[Collected data]
------------------------
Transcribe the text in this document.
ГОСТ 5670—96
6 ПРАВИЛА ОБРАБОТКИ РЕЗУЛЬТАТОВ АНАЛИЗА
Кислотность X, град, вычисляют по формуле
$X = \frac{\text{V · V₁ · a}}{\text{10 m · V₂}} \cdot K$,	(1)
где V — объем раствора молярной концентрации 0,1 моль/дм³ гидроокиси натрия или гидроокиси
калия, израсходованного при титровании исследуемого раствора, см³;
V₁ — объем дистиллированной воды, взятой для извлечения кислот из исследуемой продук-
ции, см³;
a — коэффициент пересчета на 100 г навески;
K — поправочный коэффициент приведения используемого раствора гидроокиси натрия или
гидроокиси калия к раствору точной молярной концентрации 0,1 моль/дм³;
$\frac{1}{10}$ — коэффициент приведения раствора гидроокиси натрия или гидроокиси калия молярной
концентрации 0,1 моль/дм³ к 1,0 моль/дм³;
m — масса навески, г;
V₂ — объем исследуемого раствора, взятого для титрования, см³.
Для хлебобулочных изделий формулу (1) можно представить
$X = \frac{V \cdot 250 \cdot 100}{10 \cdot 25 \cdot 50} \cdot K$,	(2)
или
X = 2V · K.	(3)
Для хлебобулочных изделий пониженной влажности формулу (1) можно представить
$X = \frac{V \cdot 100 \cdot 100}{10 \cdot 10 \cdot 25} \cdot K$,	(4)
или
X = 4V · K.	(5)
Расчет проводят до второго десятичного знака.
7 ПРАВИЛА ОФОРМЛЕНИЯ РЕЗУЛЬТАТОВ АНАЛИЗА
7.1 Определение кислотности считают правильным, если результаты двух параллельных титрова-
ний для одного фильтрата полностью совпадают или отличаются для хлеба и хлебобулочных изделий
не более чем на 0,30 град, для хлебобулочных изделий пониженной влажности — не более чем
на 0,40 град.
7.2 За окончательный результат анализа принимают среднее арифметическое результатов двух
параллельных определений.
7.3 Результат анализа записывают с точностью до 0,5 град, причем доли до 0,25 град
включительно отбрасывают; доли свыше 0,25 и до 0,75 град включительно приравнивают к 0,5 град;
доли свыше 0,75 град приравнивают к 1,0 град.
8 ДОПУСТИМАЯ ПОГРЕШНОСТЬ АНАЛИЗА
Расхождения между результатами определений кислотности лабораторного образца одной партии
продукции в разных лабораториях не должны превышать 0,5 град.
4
------------------------
• [PROBLEM STATEMENT]: Only lines with the word "пониженной" should be collected from the material.

• [ANSWER BELOW]:
Для хлебобулочных изделий пониженной влажности формулу (1) можно представить
не более чем на 0,30 град, для хлебобулочных изделий пониженной влажности — не более чем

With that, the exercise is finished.